Dataset records ::
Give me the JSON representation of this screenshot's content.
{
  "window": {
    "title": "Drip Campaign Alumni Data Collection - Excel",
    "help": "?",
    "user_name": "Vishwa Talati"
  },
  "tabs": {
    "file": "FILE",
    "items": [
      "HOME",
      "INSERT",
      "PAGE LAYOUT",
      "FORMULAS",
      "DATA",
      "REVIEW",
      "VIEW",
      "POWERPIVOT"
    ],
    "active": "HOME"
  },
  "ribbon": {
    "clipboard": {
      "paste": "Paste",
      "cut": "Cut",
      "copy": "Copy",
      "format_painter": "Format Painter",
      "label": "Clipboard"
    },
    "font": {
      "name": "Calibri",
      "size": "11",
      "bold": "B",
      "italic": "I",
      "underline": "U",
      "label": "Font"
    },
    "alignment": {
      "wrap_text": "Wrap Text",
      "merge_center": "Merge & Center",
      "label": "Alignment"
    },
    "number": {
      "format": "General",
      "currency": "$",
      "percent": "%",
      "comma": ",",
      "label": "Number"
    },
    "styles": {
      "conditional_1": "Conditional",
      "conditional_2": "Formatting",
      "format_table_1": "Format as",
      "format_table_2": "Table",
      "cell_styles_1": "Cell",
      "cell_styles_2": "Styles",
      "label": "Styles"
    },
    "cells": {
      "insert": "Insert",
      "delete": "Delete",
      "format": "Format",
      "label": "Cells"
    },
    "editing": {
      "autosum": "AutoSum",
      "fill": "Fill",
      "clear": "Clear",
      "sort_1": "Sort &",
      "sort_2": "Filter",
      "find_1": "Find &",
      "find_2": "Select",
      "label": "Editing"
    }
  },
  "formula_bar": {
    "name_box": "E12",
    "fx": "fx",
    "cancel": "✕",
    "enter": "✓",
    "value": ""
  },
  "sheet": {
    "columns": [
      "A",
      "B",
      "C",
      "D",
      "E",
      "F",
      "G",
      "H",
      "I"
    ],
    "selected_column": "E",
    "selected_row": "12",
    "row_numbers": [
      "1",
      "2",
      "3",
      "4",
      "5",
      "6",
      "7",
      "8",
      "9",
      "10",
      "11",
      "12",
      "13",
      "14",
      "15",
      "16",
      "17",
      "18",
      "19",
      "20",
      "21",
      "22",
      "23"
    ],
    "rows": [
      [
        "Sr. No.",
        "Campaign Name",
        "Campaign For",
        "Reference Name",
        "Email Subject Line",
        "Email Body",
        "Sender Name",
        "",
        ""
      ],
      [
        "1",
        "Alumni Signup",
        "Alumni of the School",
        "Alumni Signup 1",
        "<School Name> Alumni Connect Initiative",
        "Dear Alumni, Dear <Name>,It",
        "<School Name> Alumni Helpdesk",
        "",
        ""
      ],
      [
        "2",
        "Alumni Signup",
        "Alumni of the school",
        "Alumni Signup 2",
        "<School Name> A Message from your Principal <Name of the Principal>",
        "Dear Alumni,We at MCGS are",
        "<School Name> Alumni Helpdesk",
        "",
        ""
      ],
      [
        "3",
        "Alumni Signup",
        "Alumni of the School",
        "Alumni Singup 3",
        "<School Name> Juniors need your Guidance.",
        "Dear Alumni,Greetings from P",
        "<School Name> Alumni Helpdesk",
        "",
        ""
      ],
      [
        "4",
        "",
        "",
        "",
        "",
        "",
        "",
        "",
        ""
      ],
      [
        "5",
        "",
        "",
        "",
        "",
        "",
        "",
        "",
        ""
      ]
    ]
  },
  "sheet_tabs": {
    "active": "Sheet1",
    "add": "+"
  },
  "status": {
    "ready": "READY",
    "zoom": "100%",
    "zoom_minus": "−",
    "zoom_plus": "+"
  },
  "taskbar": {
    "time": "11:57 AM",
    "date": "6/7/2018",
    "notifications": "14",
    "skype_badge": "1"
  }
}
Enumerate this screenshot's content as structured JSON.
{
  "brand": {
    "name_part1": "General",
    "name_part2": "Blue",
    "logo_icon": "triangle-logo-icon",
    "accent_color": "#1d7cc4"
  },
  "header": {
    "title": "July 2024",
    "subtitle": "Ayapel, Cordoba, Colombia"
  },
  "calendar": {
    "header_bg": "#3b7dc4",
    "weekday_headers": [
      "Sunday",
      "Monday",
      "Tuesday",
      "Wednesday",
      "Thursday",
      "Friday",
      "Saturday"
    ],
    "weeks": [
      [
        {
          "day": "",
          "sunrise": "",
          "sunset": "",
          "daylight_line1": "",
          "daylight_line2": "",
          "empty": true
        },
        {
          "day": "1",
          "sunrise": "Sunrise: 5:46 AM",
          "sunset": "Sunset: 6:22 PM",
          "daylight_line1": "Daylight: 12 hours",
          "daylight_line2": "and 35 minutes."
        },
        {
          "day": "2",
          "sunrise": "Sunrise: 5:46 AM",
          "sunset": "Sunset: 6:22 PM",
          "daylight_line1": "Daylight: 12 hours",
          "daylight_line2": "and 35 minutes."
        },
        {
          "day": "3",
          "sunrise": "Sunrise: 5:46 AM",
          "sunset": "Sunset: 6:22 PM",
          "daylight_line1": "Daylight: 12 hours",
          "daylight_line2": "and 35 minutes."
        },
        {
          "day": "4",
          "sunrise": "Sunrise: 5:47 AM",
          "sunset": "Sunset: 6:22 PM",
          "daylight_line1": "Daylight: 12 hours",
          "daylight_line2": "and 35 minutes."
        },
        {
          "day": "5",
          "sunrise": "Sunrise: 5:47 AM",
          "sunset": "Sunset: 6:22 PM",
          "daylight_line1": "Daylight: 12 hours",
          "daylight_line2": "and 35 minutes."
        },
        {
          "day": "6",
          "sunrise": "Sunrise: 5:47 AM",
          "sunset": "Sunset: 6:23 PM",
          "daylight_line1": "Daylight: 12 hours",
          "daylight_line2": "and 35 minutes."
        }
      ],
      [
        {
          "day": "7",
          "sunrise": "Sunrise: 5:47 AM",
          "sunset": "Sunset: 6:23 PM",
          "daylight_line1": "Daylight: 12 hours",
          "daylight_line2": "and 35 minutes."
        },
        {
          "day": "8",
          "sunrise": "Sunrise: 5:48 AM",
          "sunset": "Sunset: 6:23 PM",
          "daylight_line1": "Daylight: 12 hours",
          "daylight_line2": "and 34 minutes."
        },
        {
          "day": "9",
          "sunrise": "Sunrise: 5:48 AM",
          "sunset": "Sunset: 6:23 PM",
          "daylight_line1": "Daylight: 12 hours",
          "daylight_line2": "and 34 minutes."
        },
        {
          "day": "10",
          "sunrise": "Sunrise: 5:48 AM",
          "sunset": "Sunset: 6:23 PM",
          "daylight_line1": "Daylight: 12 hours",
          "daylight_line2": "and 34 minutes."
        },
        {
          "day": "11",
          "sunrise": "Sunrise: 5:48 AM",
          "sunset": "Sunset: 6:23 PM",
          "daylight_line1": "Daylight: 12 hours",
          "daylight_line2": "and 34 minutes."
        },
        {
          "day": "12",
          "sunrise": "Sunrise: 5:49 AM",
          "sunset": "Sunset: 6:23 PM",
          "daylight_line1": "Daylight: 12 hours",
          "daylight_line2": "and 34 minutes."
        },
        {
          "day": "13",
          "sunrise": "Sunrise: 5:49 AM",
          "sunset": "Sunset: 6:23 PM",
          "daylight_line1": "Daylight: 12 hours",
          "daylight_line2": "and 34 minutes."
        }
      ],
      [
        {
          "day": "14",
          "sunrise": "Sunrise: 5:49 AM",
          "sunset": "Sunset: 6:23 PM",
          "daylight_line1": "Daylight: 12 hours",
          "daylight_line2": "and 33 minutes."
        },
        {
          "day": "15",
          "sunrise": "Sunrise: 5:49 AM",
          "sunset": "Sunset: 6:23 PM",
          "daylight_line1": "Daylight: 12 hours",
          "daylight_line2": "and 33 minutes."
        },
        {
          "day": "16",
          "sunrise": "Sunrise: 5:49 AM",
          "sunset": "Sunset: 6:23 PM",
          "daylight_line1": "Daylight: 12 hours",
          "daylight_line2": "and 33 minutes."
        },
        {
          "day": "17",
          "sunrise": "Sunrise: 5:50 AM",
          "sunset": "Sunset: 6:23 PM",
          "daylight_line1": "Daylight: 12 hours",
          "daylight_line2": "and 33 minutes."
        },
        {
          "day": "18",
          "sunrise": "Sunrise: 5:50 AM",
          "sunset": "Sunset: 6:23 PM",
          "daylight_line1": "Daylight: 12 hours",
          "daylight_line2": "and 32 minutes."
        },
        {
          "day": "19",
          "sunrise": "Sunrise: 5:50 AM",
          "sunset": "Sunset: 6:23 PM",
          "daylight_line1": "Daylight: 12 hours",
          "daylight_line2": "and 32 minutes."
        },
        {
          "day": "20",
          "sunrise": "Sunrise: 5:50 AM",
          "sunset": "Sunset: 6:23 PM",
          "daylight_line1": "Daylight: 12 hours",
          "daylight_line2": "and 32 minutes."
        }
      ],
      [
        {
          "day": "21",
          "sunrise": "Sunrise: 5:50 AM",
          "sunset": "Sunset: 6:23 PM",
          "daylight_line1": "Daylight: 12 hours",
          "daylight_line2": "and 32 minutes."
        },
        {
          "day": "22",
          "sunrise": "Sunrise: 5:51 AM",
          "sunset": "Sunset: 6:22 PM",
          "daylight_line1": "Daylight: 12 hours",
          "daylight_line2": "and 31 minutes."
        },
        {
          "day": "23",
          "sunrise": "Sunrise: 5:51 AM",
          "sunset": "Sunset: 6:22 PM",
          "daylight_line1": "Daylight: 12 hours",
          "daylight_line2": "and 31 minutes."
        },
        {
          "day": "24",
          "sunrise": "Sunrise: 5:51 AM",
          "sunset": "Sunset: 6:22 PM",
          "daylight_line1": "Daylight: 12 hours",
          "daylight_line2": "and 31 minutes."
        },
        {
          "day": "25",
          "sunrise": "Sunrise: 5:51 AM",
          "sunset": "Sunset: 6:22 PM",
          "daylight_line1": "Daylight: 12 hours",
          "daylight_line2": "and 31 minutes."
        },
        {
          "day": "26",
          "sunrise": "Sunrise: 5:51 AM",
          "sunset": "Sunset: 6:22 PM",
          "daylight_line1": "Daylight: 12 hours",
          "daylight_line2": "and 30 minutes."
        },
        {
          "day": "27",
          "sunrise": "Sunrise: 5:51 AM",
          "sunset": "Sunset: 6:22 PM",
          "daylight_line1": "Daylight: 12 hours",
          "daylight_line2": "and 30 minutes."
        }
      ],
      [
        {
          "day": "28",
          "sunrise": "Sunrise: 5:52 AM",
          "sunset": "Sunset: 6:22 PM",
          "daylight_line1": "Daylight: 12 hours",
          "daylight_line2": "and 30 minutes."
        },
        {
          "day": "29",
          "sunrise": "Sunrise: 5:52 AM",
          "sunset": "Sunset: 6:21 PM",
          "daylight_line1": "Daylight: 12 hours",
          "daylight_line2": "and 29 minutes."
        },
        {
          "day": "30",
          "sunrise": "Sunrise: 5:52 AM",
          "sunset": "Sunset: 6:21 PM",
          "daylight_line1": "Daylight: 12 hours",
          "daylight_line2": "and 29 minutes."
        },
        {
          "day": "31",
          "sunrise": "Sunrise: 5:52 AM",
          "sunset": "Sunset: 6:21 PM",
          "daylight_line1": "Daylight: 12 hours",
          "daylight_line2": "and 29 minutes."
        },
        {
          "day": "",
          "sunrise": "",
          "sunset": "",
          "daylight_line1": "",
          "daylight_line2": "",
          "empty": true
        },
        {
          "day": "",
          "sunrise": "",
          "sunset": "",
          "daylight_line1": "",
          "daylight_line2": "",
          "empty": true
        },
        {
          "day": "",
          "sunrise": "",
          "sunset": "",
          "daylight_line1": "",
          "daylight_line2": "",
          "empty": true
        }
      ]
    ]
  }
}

Written request ::
Write the number of lines containing the word "Campaign" and nothing besides it.

Solution to this exercise ::
3